## REQUIRED TASK
State the number of lines that include the string "dashed", and write nothing else.
_____
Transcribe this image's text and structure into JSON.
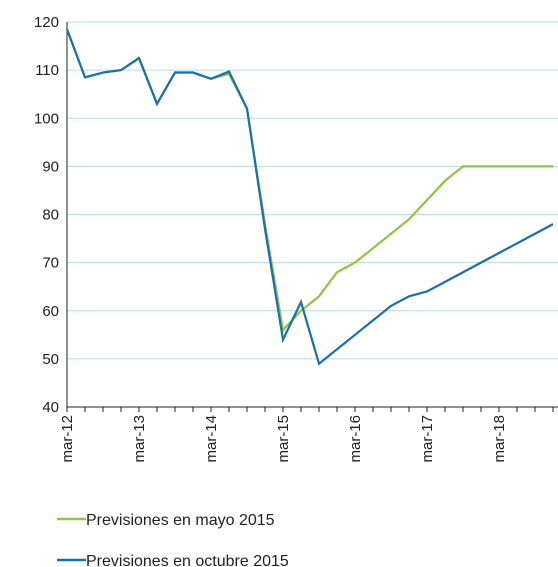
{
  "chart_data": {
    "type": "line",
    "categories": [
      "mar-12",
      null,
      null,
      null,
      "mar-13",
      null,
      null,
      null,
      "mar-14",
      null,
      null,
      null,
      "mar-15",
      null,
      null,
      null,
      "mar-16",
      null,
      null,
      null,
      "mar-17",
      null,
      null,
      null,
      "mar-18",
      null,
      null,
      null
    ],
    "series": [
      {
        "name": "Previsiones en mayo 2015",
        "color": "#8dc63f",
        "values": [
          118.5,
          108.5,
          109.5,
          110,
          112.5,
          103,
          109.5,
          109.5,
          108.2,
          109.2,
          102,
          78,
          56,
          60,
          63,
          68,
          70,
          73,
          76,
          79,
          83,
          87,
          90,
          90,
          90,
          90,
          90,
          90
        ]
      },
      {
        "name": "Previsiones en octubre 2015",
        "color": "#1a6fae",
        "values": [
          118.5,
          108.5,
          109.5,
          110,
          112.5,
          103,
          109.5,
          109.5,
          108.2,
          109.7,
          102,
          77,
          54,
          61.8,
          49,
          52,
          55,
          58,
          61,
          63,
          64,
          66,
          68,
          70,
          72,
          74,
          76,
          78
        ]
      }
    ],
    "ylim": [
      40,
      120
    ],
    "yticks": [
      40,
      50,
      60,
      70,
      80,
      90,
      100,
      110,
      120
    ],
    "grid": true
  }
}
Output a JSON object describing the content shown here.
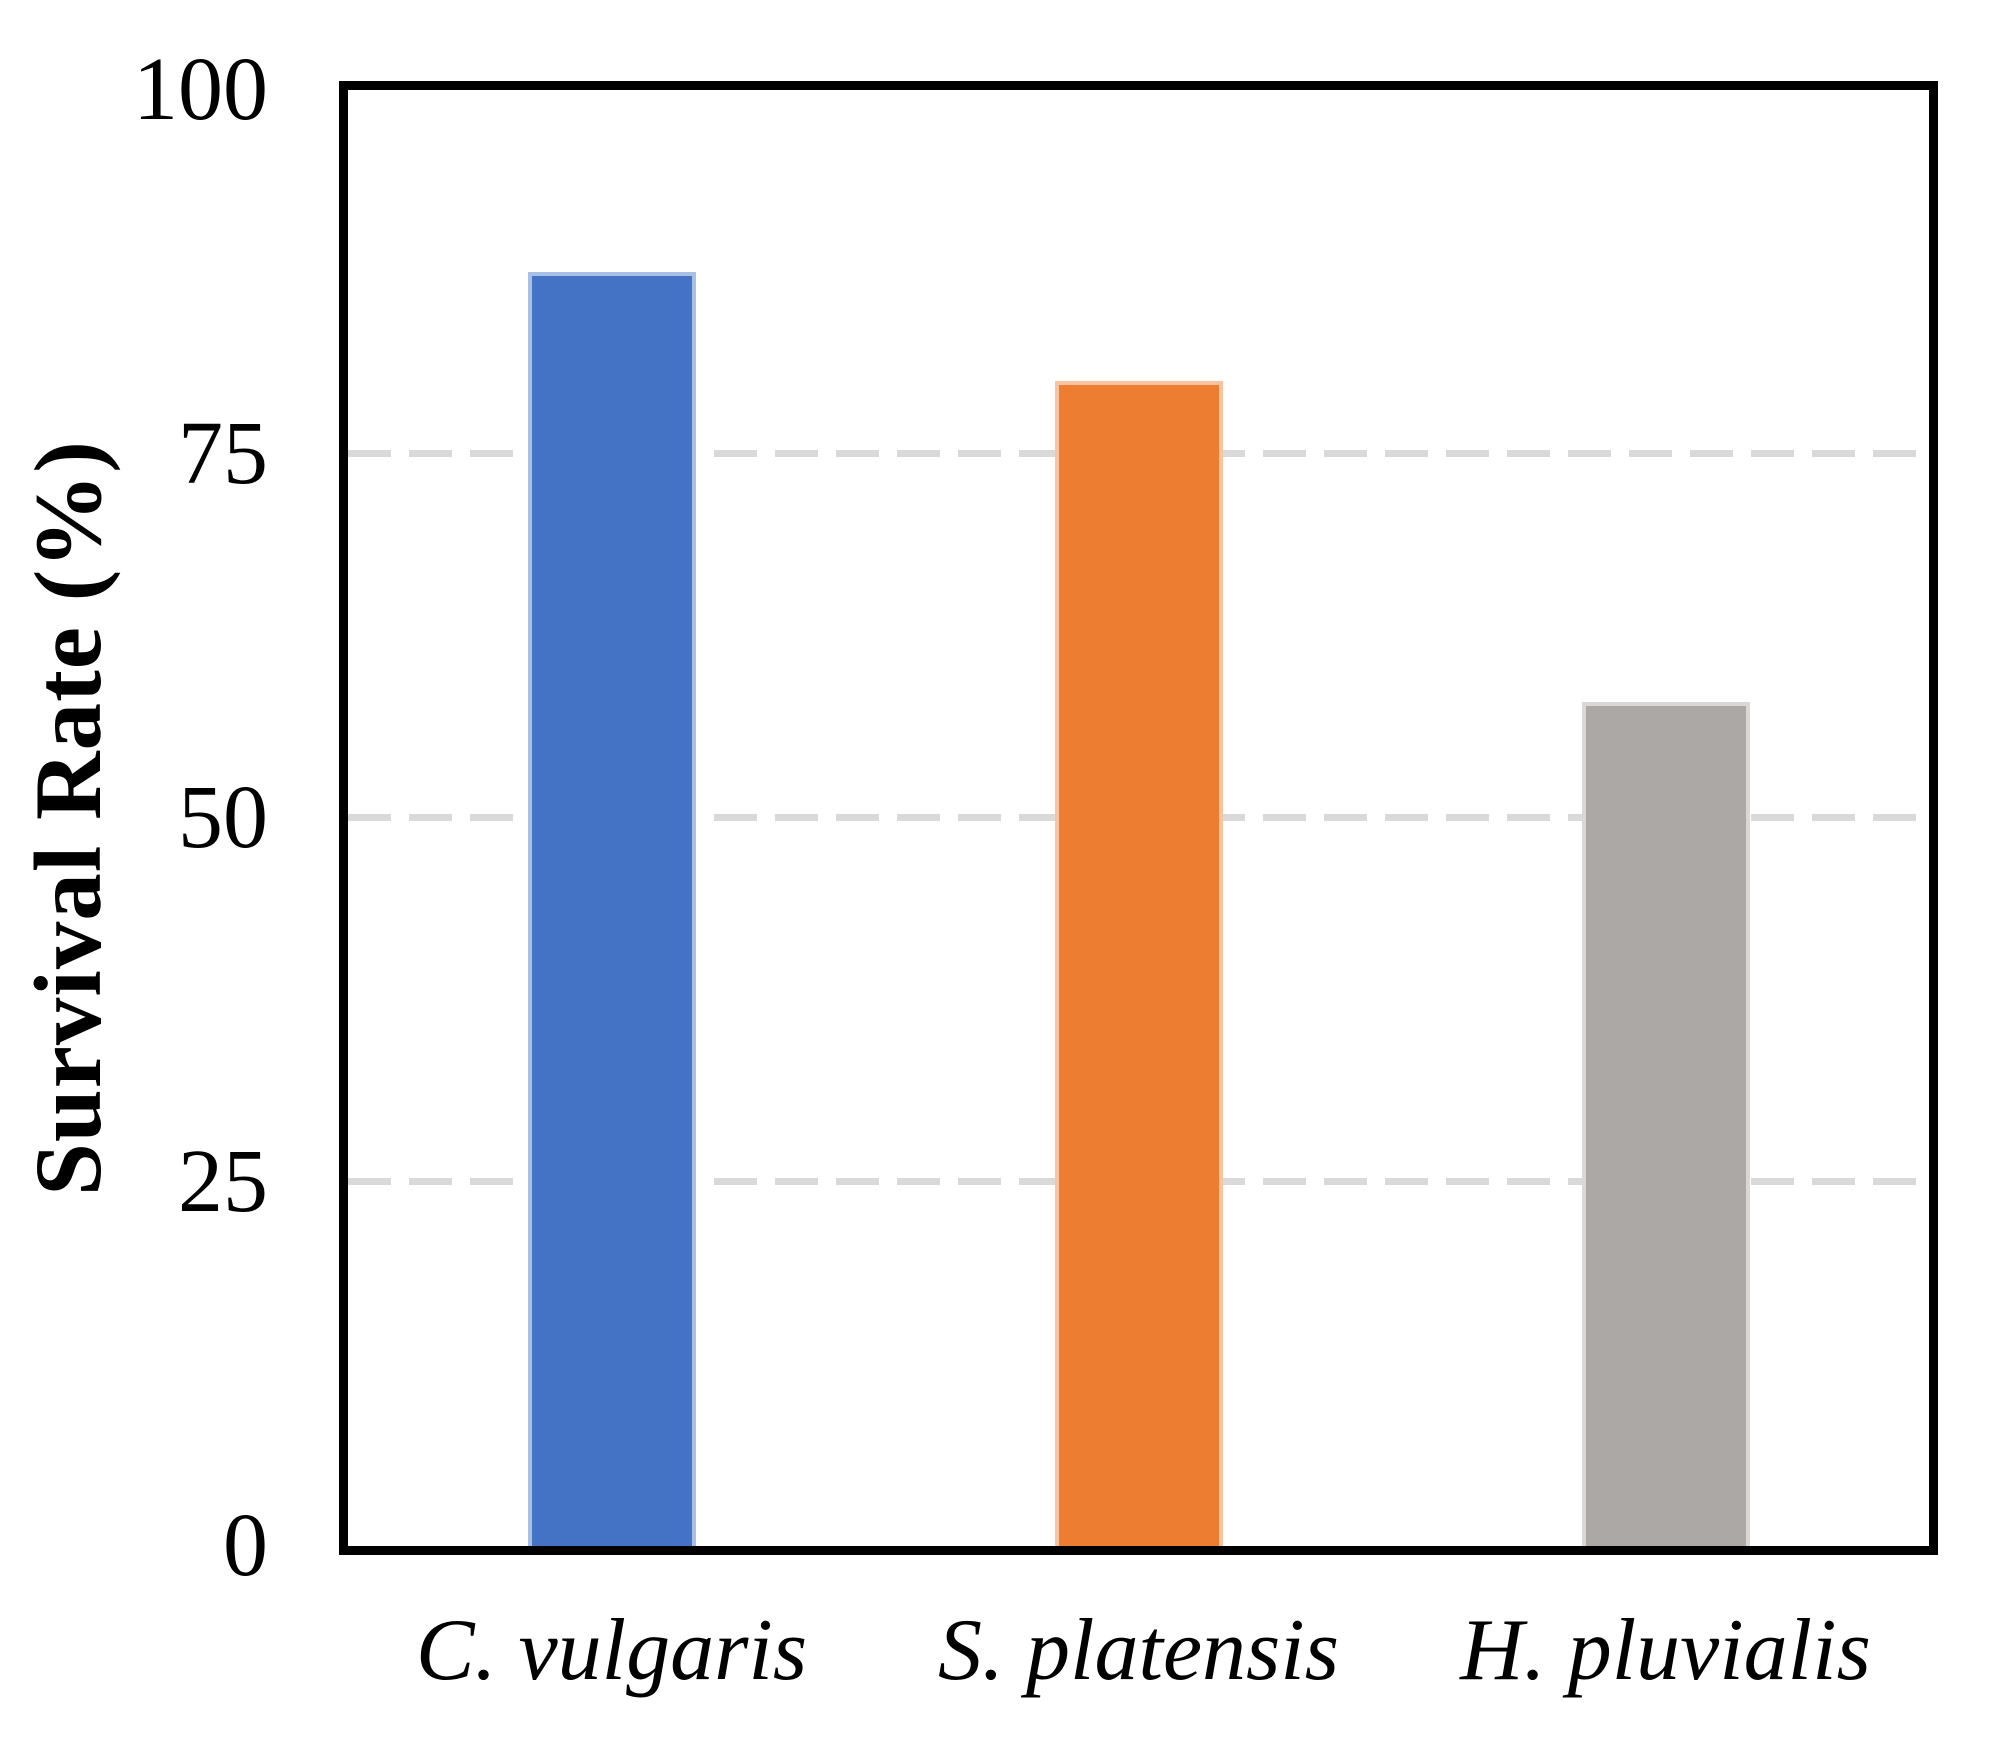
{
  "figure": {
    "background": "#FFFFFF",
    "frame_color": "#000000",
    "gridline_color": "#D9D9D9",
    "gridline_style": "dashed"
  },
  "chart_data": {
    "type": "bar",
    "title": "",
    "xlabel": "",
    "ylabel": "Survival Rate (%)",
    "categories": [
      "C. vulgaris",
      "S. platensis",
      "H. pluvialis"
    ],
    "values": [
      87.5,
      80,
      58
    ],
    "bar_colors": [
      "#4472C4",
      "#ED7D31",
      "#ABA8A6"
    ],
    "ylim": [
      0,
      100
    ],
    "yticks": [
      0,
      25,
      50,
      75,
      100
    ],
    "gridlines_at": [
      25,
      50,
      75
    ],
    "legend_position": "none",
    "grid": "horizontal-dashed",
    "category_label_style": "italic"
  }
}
_____
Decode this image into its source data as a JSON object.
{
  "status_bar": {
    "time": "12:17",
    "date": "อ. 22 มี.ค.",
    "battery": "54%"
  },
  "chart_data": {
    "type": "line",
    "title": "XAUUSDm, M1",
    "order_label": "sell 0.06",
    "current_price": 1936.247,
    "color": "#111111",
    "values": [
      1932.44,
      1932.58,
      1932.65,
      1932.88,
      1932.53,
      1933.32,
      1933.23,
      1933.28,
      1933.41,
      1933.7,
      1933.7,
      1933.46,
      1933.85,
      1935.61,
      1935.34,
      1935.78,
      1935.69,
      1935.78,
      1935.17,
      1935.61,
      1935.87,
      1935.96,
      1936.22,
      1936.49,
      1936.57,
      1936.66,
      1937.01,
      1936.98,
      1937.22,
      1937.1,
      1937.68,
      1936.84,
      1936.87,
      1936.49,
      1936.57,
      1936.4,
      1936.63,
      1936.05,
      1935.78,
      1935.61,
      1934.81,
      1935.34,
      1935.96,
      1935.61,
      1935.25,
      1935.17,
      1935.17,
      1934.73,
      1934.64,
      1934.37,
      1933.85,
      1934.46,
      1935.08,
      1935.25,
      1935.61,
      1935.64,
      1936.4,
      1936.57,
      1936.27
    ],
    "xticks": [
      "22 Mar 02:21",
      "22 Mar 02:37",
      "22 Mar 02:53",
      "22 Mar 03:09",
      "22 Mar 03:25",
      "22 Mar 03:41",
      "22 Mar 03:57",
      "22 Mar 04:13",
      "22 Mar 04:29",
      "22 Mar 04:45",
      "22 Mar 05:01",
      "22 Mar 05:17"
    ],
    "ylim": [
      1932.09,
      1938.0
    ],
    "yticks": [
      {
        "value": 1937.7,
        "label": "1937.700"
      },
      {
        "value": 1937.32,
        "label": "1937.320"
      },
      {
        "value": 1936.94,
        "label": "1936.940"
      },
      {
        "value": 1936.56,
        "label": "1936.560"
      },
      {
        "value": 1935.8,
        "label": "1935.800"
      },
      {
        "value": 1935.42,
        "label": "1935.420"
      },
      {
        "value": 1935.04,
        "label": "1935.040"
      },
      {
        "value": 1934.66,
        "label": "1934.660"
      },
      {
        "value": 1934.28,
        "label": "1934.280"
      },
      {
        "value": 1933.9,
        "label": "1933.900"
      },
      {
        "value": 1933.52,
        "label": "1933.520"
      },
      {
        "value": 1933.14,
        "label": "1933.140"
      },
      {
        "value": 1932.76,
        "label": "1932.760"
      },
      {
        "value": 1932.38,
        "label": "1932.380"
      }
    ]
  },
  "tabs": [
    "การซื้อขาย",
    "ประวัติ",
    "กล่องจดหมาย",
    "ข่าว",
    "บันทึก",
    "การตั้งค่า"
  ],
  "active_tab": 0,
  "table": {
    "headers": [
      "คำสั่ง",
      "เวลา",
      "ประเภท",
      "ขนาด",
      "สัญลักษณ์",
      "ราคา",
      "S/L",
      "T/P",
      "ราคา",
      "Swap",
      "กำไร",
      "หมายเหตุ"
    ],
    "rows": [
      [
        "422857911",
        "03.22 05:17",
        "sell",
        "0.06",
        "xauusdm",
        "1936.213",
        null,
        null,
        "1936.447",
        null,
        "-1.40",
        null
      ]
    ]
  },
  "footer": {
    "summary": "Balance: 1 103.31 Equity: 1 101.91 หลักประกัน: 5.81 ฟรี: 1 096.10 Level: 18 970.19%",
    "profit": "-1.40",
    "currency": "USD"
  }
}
_____
## RESULT FOR THIS TASK
2